__Your objective__
Repeat the listing word for word. No pictures belong in the copy.

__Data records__
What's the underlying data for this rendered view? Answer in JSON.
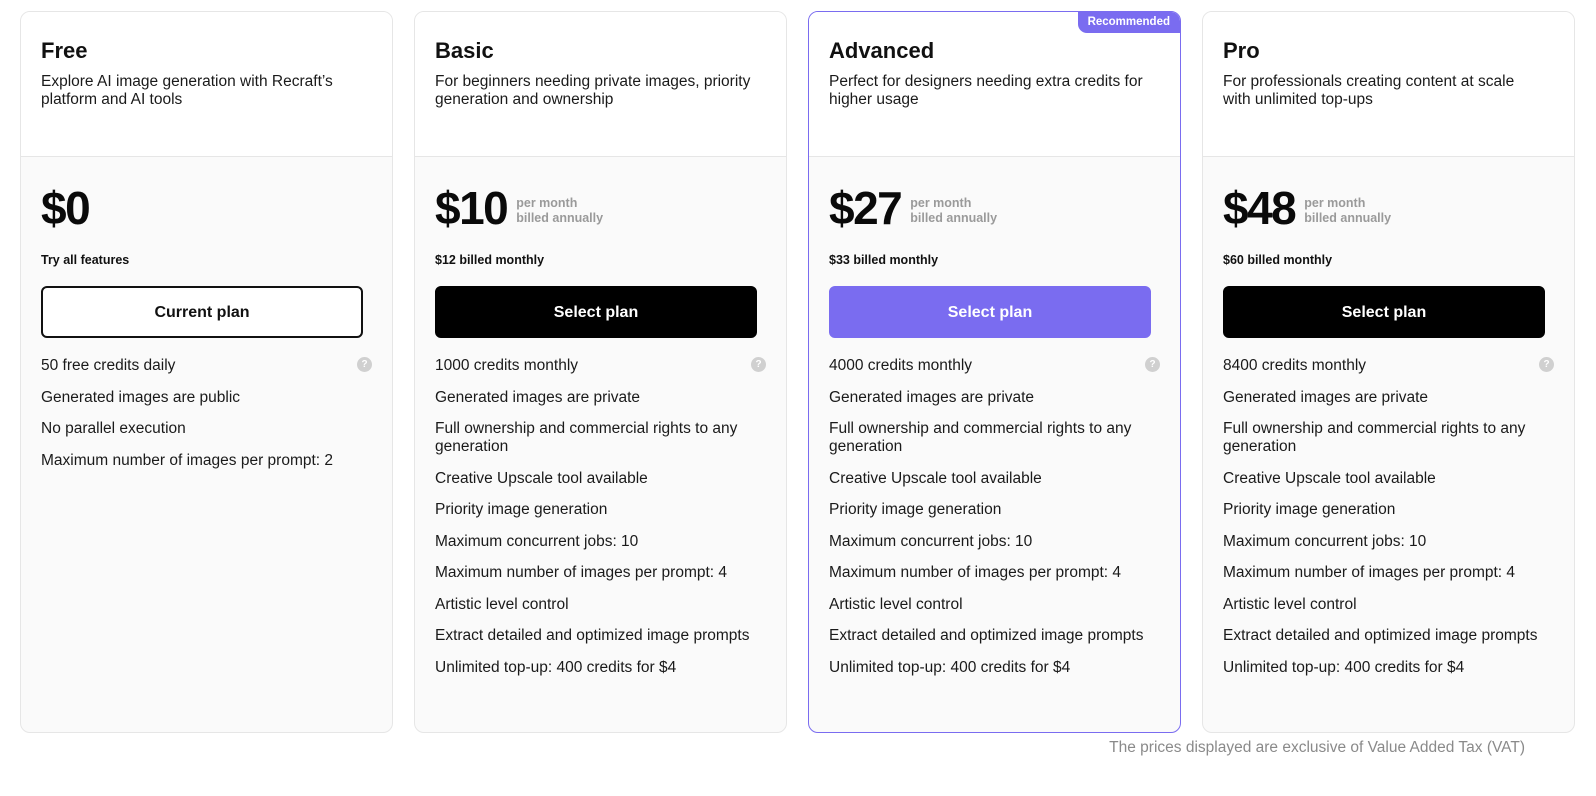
{
  "plans": [
    {
      "name": "Free",
      "description": "Explore AI image generation with Recraft’s platform and AI tools",
      "badge": "",
      "price": "$0",
      "per": "",
      "billed": "",
      "subline": "Try all features",
      "cta": "Current plan",
      "features": [
        "50 free credits daily",
        "Generated images are public",
        "No parallel execution",
        "Maximum number of images per prompt: 2"
      ]
    },
    {
      "name": "Basic",
      "description": "For beginners needing private images, priority generation and ownership",
      "badge": "",
      "price": "$10",
      "per": "per month",
      "billed": "billed annually",
      "subline": "$12 billed monthly",
      "cta": "Select plan",
      "features": [
        "1000 credits monthly",
        "Generated images are private",
        "Full ownership and commercial rights to any generation",
        "Creative Upscale tool available",
        "Priority image generation",
        "Maximum concurrent jobs: 10",
        "Maximum number of images per prompt: 4",
        "Artistic level control",
        "Extract detailed and optimized image prompts",
        "Unlimited top-up: 400 credits for $4"
      ]
    },
    {
      "name": "Advanced",
      "description": "Perfect for designers needing extra credits for higher usage",
      "badge": "Recommended",
      "price": "$27",
      "per": "per month",
      "billed": "billed annually",
      "subline": "$33 billed monthly",
      "cta": "Select plan",
      "features": [
        "4000 credits monthly",
        "Generated images are private",
        "Full ownership and commercial rights to any generation",
        "Creative Upscale tool available",
        "Priority image generation",
        "Maximum concurrent jobs: 10",
        "Maximum number of images per prompt: 4",
        "Artistic level control",
        "Extract detailed and optimized image prompts",
        "Unlimited top-up: 400 credits for $4"
      ]
    },
    {
      "name": "Pro",
      "description": "For professionals creating content at scale with unlimited top-ups",
      "badge": "",
      "price": "$48",
      "per": "per month",
      "billed": "billed annually",
      "subline": "$60 billed monthly",
      "cta": "Select plan",
      "features": [
        "8400 credits monthly",
        "Generated images are private",
        "Full ownership and commercial rights to any generation",
        "Creative Upscale tool available",
        "Priority image generation",
        "Maximum concurrent jobs: 10",
        "Maximum number of images per prompt: 4",
        "Artistic level control",
        "Extract detailed and optimized image prompts",
        "Unlimited top-up: 400 credits for $4"
      ]
    }
  ],
  "help_icon": {
    "name": "help-circle-icon",
    "glyph": "?"
  },
  "colors": {
    "accent": "#7a6cf0",
    "dark": "#000000",
    "muted": "#8a8a8a"
  },
  "footer": {
    "vat_note": "The prices displayed are exclusive of Value Added Tax (VAT)"
  }
}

__Response__
What's the underlying data for this rendered view? Answer in JSON.
{
  "plans": [
    {
      "name": "Free",
      "description": "Explore AI image generation with Recraft’s platform and AI tools",
      "badge": "",
      "price": "$0",
      "per": "",
      "billed": "",
      "subline": "Try all features",
      "cta": "Current plan",
      "features": [
        "50 free credits daily",
        "Generated images are public",
        "No parallel execution",
        "Maximum number of images per prompt: 2"
      ]
    },
    {
      "name": "Basic",
      "description": "For beginners needing private images, priority generation and ownership",
      "badge": "",
      "price": "$10",
      "per": "per month",
      "billed": "billed annually",
      "subline": "$12 billed monthly",
      "cta": "Select plan",
      "features": [
        "1000 credits monthly",
        "Generated images are private",
        "Full ownership and commercial rights to any generation",
        "Creative Upscale tool available",
        "Priority image generation",
        "Maximum concurrent jobs: 10",
        "Maximum number of images per prompt: 4",
        "Artistic level control",
        "Extract detailed and optimized image prompts",
        "Unlimited top-up: 400 credits for $4"
      ]
    },
    {
      "name": "Advanced",
      "description": "Perfect for designers needing extra credits for higher usage",
      "badge": "Recommended",
      "price": "$27",
      "per": "per month",
      "billed": "billed annually",
      "subline": "$33 billed monthly",
      "cta": "Select plan",
      "features": [
        "4000 credits monthly",
        "Generated images are private",
        "Full ownership and commercial rights to any generation",
        "Creative Upscale tool available",
        "Priority image generation",
        "Maximum concurrent jobs: 10",
        "Maximum number of images per prompt: 4",
        "Artistic level control",
        "Extract detailed and optimized image prompts",
        "Unlimited top-up: 400 credits for $4"
      ]
    },
    {
      "name": "Pro",
      "description": "For professionals creating content at scale with unlimited top-ups",
      "badge": "",
      "price": "$48",
      "per": "per month",
      "billed": "billed annually",
      "subline": "$60 billed monthly",
      "cta": "Select plan",
      "features": [
        "8400 credits monthly",
        "Generated images are private",
        "Full ownership and commercial rights to any generation",
        "Creative Upscale tool available",
        "Priority image generation",
        "Maximum concurrent jobs: 10",
        "Maximum number of images per prompt: 4",
        "Artistic level control",
        "Extract detailed and optimized image prompts",
        "Unlimited top-up: 400 credits for $4"
      ]
    }
  ],
  "help_icon": {
    "name": "help-circle-icon",
    "glyph": "?"
  },
  "colors": {
    "accent": "#7a6cf0",
    "dark": "#000000",
    "muted": "#8a8a8a"
  },
  "footer": {
    "vat_note": "The prices displayed are exclusive of Value Added Tax (VAT)"
  }
}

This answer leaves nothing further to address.